* start Stored data *
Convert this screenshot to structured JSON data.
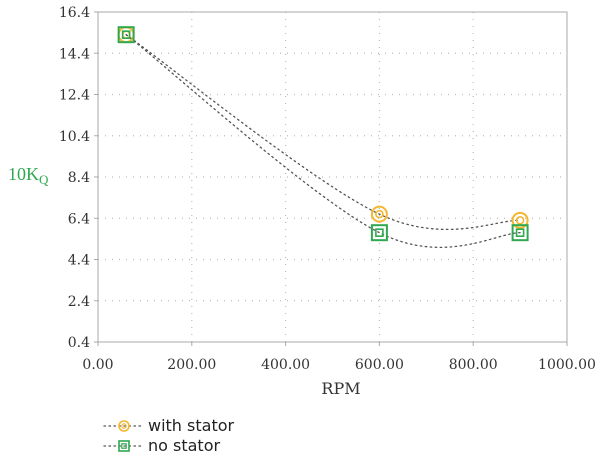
{
  "chart_data": {
    "type": "scatter",
    "xlabel": "RPM",
    "ylabel": "10K",
    "ylabel_sub": "Q",
    "xlim": [
      0,
      1000
    ],
    "ylim": [
      0.4,
      16.4
    ],
    "x_ticks": [
      "0.00",
      "200.00",
      "400.00",
      "600.00",
      "800.00",
      "1000.00"
    ],
    "y_ticks": [
      "0.4",
      "2.4",
      "4.4",
      "6.4",
      "8.4",
      "10.4",
      "12.4",
      "14.4",
      "16.4"
    ],
    "grid": true,
    "legend_position": "bottom-left",
    "series": [
      {
        "name": "with stator",
        "marker": "circle",
        "color": "#f5b731",
        "x": [
          60,
          600,
          900
        ],
        "y": [
          15.3,
          6.6,
          6.3
        ]
      },
      {
        "name": "no stator",
        "marker": "square",
        "color": "#2fa84f",
        "x": [
          60,
          600,
          900
        ],
        "y": [
          15.3,
          5.7,
          5.7
        ]
      }
    ],
    "colors": {
      "ylabel": "#2fa84f",
      "axis": "#aaaaaa",
      "grid": "#bbbbbb",
      "curve": "#555555"
    }
  }
}
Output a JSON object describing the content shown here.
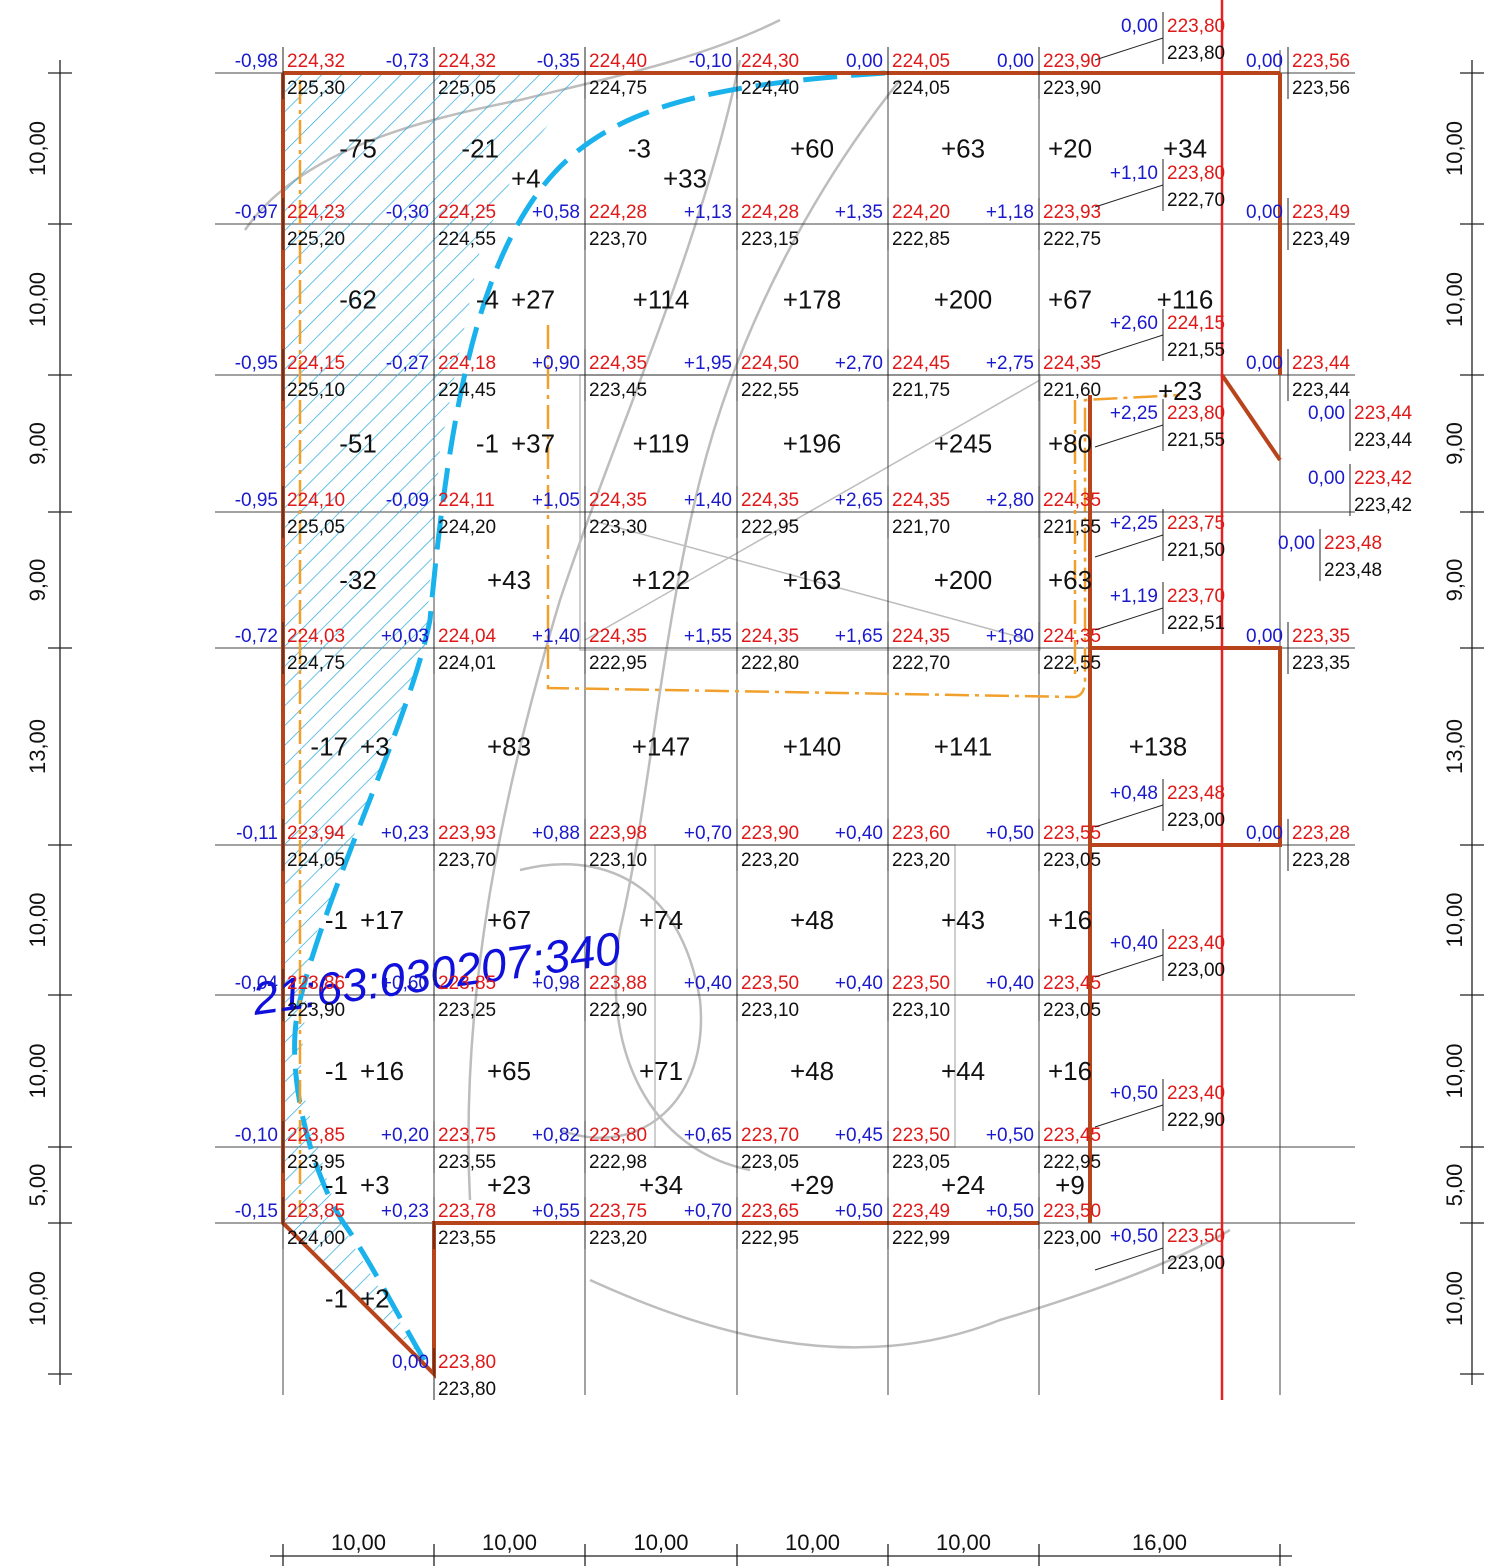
{
  "cadastral_number": "21:63:030207:340",
  "grid_nodes": [
    [
      [
        "-0,98",
        "224,32",
        "225,30"
      ],
      [
        "-0,73",
        "224,32",
        "225,05"
      ],
      [
        "-0,35",
        "224,40",
        "224,75"
      ],
      [
        "-0,10",
        "224,30",
        "224,40"
      ],
      [
        "0,00",
        "224,05",
        "224,05"
      ],
      [
        "0,00",
        "223,90",
        "223,90"
      ]
    ],
    [
      [
        "-0,97",
        "224,23",
        "225,20"
      ],
      [
        "-0,30",
        "224,25",
        "224,55"
      ],
      [
        "+0,58",
        "224,28",
        "223,70"
      ],
      [
        "+1,13",
        "224,28",
        "223,15"
      ],
      [
        "+1,35",
        "224,20",
        "222,85"
      ],
      [
        "+1,18",
        "223,93",
        "222,75"
      ]
    ],
    [
      [
        "-0,95",
        "224,15",
        "225,10"
      ],
      [
        "-0,27",
        "224,18",
        "224,45"
      ],
      [
        "+0,90",
        "224,35",
        "223,45"
      ],
      [
        "+1,95",
        "224,50",
        "222,55"
      ],
      [
        "+2,70",
        "224,45",
        "221,75"
      ],
      [
        "+2,75",
        "224,35",
        "221,60"
      ]
    ],
    [
      [
        "-0,95",
        "224,10",
        "225,05"
      ],
      [
        "-0,09",
        "224,11",
        "224,20"
      ],
      [
        "+1,05",
        "224,35",
        "223,30"
      ],
      [
        "+1,40",
        "224,35",
        "222,95"
      ],
      [
        "+2,65",
        "224,35",
        "221,70"
      ],
      [
        "+2,80",
        "224,35",
        "221,55"
      ]
    ],
    [
      [
        "-0,72",
        "224,03",
        "224,75"
      ],
      [
        "+0,03",
        "224,04",
        "224,01"
      ],
      [
        "+1,40",
        "224,35",
        "222,95"
      ],
      [
        "+1,55",
        "224,35",
        "222,80"
      ],
      [
        "+1,65",
        "224,35",
        "222,70"
      ],
      [
        "+1,80",
        "224,35",
        "222,55"
      ]
    ],
    [
      [
        "-0,11",
        "223,94",
        "224,05"
      ],
      [
        "+0,23",
        "223,93",
        "223,70"
      ],
      [
        "+0,88",
        "223,98",
        "223,10"
      ],
      [
        "+0,70",
        "223,90",
        "223,20"
      ],
      [
        "+0,40",
        "223,60",
        "223,20"
      ],
      [
        "+0,50",
        "223,55",
        "223,05"
      ]
    ],
    [
      [
        "-0,04",
        "223,86",
        "223,90"
      ],
      [
        "+0,60",
        "223,85",
        "223,25"
      ],
      [
        "+0,98",
        "223,88",
        "222,90"
      ],
      [
        "+0,40",
        "223,50",
        "223,10"
      ],
      [
        "+0,40",
        "223,50",
        "223,10"
      ],
      [
        "+0,40",
        "223,45",
        "223,05"
      ]
    ],
    [
      [
        "-0,10",
        "223,85",
        "223,95"
      ],
      [
        "+0,20",
        "223,75",
        "223,55"
      ],
      [
        "+0,82",
        "223,80",
        "222,98"
      ],
      [
        "+0,65",
        "223,70",
        "223,05"
      ],
      [
        "+0,45",
        "223,50",
        "223,05"
      ],
      [
        "+0,50",
        "223,45",
        "222,95"
      ]
    ],
    [
      [
        "-0,15",
        "223,85",
        "224,00"
      ],
      [
        "+0,23",
        "223,78",
        "223,55"
      ],
      [
        "+0,55",
        "223,75",
        "223,20"
      ],
      [
        "+0,70",
        "223,65",
        "222,95"
      ],
      [
        "+0,50",
        "223,49",
        "222,99"
      ],
      [
        "+0,50",
        "223,50",
        "223,00"
      ]
    ]
  ],
  "side_nodes": [
    [
      "0,00",
      "223,80",
      "223,80"
    ],
    [
      "+1,10",
      "223,80",
      "222,70"
    ],
    [
      "+2,60",
      "224,15",
      "221,55"
    ],
    [
      "+2,25",
      "223,80",
      "221,55"
    ],
    [
      "+2,25",
      "223,75",
      "221,50"
    ],
    [
      "+1,19",
      "223,70",
      "222,51"
    ],
    [
      "+0,48",
      "223,48",
      "223,00"
    ],
    [
      "+0,40",
      "223,40",
      "223,00"
    ],
    [
      "+0,50",
      "223,40",
      "222,90"
    ],
    [
      "+0,50",
      "223,50",
      "223,00"
    ],
    [
      "0,00",
      "223,56",
      "223,56"
    ],
    [
      "0,00",
      "223,49",
      "223,49"
    ],
    [
      "0,00",
      "223,44",
      "223,44"
    ],
    [
      "0,00",
      "223,44",
      "223,44"
    ],
    [
      "0,00",
      "223,42",
      "223,42"
    ],
    [
      "0,00",
      "223,48",
      "223,48"
    ],
    [
      "0,00",
      "223,35",
      "223,35"
    ],
    [
      "0,00",
      "223,28",
      "223,28"
    ],
    [
      "0,00",
      "223,80",
      "223,80"
    ]
  ],
  "volumes": [
    [
      "-75",
      [
        "-21",
        "+4"
      ],
      [
        "-3",
        "+33"
      ],
      "+60",
      "+63",
      "+20",
      "+34"
    ],
    [
      "-62",
      [
        "-4",
        "+27"
      ],
      "+114",
      "+178",
      "+200",
      "+67",
      "+116"
    ],
    [
      "-51",
      [
        "-1",
        "+37"
      ],
      "+119",
      "+196",
      "+245",
      "+80",
      "+23"
    ],
    [
      "-32",
      "+43",
      "+122",
      "+163",
      "+200",
      "+63"
    ],
    [
      [
        "-17",
        "+3"
      ],
      "+83",
      "+147",
      "+140",
      "+141",
      "+138"
    ],
    [
      [
        "-1",
        "+17"
      ],
      "+67",
      "+74",
      "+48",
      "+43",
      "+16"
    ],
    [
      [
        "-1",
        "+16"
      ],
      "+65",
      "+71",
      "+48",
      "+44",
      "+16"
    ],
    [
      [
        "-1",
        "+3"
      ],
      "+23",
      "+34",
      "+29",
      "+24",
      "+9"
    ],
    [
      [
        "-1",
        "+2"
      ]
    ]
  ],
  "dimensions_left": [
    "10,00",
    "10,00",
    "9,00",
    "9,00",
    "13,00",
    "10,00",
    "10,00",
    "5,00",
    "10,00"
  ],
  "dimensions_right": [
    "10,00",
    "10,00",
    "9,00",
    "9,00",
    "13,00",
    "10,00",
    "10,00",
    "5,00",
    "10,00"
  ],
  "dimensions_bottom": [
    "10,00",
    "10,00",
    "10,00",
    "10,00",
    "10,00",
    "16,00"
  ]
}
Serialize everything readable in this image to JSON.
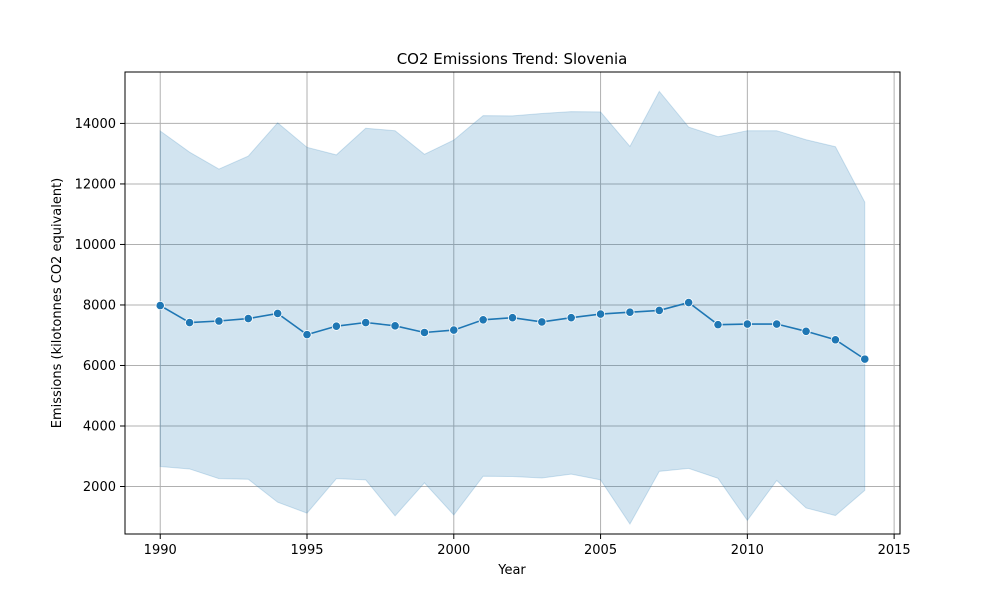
{
  "chart_data": {
    "type": "line",
    "title": "CO2 Emissions Trend: Slovenia",
    "xlabel": "Year",
    "ylabel": "Emissions (kilotonnes CO2 equivalent)",
    "xlim": [
      1988.8,
      2015.2
    ],
    "ylim": [
      430,
      15700
    ],
    "xticks": [
      1990,
      1995,
      2000,
      2005,
      2010,
      2015
    ],
    "yticks": [
      2000,
      4000,
      6000,
      8000,
      10000,
      12000,
      14000
    ],
    "grid": true,
    "colors": {
      "line": "#1f77b4",
      "band": "#1f77b4",
      "grid": "#b0b0b0"
    },
    "series": [
      {
        "x": [
          1990,
          1991,
          1992,
          1993,
          1994,
          1995,
          1996,
          1997,
          1998,
          1999,
          2000,
          2001,
          2002,
          2003,
          2004,
          2005,
          2006,
          2007,
          2008,
          2009,
          2010,
          2011,
          2012,
          2013,
          2014
        ],
        "values": [
          7980,
          7420,
          7470,
          7550,
          7720,
          7020,
          7300,
          7420,
          7310,
          7090,
          7170,
          7510,
          7580,
          7440,
          7580,
          7700,
          7760,
          7820,
          8080,
          7350,
          7370,
          7370,
          7130,
          6850,
          6210
        ],
        "band_upper": [
          13750,
          13050,
          12490,
          12920,
          14020,
          13210,
          12960,
          13840,
          13760,
          12980,
          13450,
          14260,
          14250,
          14330,
          14390,
          14380,
          13240,
          15060,
          13880,
          13560,
          13760,
          13760,
          13460,
          13230,
          11400
        ],
        "band_lower": [
          2660,
          2580,
          2260,
          2240,
          1480,
          1120,
          2260,
          2220,
          1030,
          2120,
          1060,
          2340,
          2330,
          2280,
          2410,
          2220,
          760,
          2500,
          2600,
          2270,
          880,
          2200,
          1290,
          1040,
          1870
        ]
      }
    ]
  }
}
* end Stored data *
◆ **What you need to do**
Extract all lines from the data in which "this" is found.

◆ **Answer in full**
Convert this screenshot to structured JSON data.
Serialize everything readable in this image to JSON.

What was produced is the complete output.